Put the lines of the entries below, from the one containing "peak-label: 2 — [445, 644, 456, 665]" down through the one containing "panel-b-letter: b — [46, 602, 59, 624]", into a Markdown table with the columns Row and Line, numbering each row and leaving out any blank lines.

[START]

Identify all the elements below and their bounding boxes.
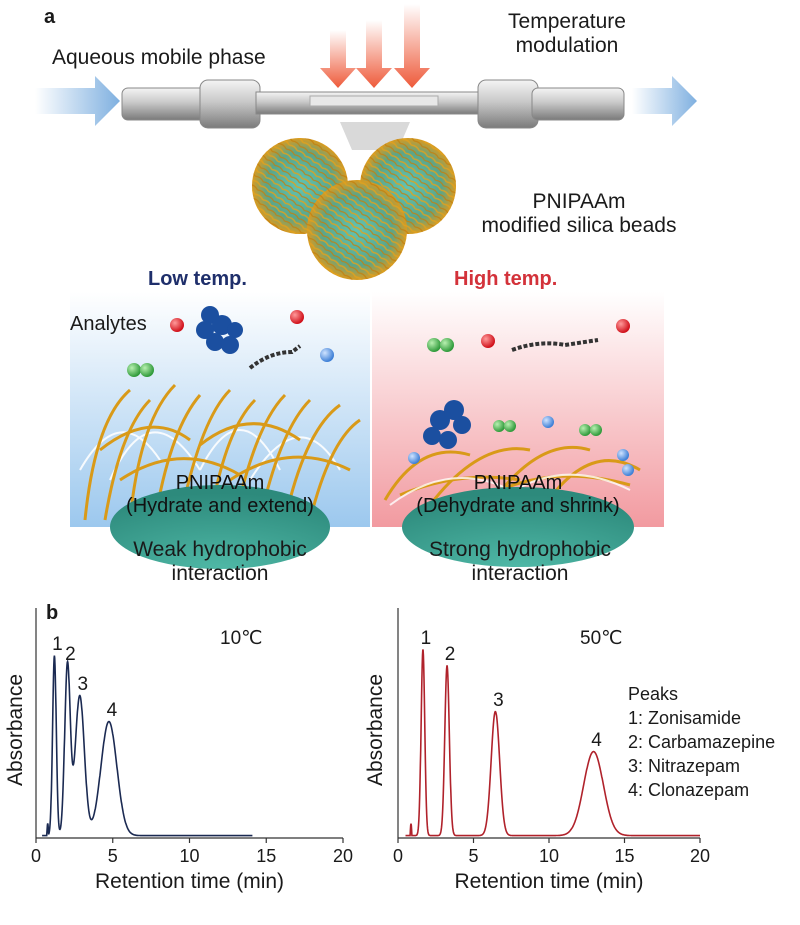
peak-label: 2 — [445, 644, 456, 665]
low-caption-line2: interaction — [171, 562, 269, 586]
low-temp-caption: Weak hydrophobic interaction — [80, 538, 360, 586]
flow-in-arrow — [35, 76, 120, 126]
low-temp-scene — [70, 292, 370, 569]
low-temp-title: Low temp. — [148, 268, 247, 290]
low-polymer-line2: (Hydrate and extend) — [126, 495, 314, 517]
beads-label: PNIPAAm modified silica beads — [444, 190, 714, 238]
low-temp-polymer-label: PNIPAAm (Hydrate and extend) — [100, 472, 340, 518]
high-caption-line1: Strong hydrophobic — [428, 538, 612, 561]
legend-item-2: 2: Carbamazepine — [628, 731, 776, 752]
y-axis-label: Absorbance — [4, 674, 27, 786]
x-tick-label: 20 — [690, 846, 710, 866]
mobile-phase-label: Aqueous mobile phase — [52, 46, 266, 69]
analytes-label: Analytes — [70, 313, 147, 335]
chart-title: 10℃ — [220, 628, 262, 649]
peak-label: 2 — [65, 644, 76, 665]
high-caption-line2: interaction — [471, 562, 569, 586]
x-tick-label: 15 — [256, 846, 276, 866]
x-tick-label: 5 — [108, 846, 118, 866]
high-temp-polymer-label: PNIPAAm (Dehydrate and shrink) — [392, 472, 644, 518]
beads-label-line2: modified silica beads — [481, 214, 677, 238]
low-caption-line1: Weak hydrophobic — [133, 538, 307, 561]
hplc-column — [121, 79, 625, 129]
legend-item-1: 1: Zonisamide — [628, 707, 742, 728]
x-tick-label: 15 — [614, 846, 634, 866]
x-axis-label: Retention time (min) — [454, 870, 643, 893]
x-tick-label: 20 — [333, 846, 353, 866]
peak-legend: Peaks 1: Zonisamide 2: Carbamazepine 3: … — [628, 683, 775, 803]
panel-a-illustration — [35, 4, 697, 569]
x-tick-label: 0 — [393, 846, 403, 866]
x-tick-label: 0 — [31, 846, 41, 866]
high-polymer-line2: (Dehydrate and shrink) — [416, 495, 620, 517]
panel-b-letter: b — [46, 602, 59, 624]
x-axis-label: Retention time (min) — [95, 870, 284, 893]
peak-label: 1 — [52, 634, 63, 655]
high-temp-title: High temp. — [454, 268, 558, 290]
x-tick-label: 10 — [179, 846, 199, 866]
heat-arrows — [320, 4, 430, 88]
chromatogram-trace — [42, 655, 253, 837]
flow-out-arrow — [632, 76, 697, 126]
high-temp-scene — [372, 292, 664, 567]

[END]

OUTPUT FOR THIS TASK:
| Row | Line |
|---|---|
| 1 | peak-label: 2 — [445, 644, 456, 665] |
| 2 | low-caption-line2: interaction — [171, 562, 269, 586] |
| 3 | low-temp-caption: Weak hydrophobic interaction — [80, 538, 360, 586] |
| 4 | flow-in-arrow — [35, 76, 120, 126] |
| 5 | low-temp-scene — [70, 292, 370, 569] |
| 6 | low-temp-title: Low temp. — [148, 268, 247, 290] |
| 7 | low-polymer-line2: (Hydrate and extend) — [126, 495, 314, 517] |
| 8 | beads-label: PNIPAAm modified silica beads — [444, 190, 714, 238] |
| 9 | low-temp-polymer-label: PNIPAAm (Hydrate and extend) — [100, 472, 340, 518] |
| 10 | high-caption-line1: Strong hydrophobic — [428, 538, 612, 561] |
| 11 | legend-item-2: 2: Carbamazepine — [628, 731, 776, 752] |
| 12 | y-axis-label: Absorbance — [4, 674, 27, 786] |
| 13 | x-tick-label: 20 — [690, 846, 710, 866] |
| 14 | mobile-phase-label: Aqueous mobile phase — [52, 46, 266, 69] |
| 15 | analytes-label: Analytes — [70, 313, 147, 335] |
| 16 | chart-title: 10℃ — [220, 628, 262, 649] |
| 17 | peak-label: 2 — [65, 644, 76, 665] |
| 18 | high-caption-line2: interaction — [471, 562, 569, 586] |
| 19 | x-tick-label: 15 — [256, 846, 276, 866] |
| 20 | x-tick-label: 5 — [108, 846, 118, 866] |
| 21 | high-temp-polymer-label: PNIPAAm (Dehydrate and shrink) — [392, 472, 644, 518] |
| 22 | beads-label-line2: modified silica beads — [481, 214, 677, 238] |
| 23 | low-caption-line1: Weak hydrophobic — [133, 538, 307, 561] |
| 24 | hplc-column — [121, 79, 625, 129] |
| 25 | legend-item-1: 1: Zonisamide — [628, 707, 742, 728] |
| 26 | x-tick-label: 15 — [614, 846, 634, 866] |
| 27 | x-axis-label: Retention time (min) — [454, 870, 643, 893] |
| 28 | x-tick-label: 20 — [333, 846, 353, 866] |
| 29 | peak-legend: Peaks 1: Zonisamide 2: Carbamazepine 3: … — [628, 683, 775, 803] |
| 30 | panel-a-illustration — [35, 4, 697, 569] |
| 31 | x-tick-label: 0 — [393, 846, 403, 866] |
| 32 | x-tick-label: 0 — [31, 846, 41, 866] |
| 33 | high-polymer-line2: (Dehydrate and shrink) — [416, 495, 620, 517] |
| 34 | panel-b-letter: b — [46, 602, 59, 624] |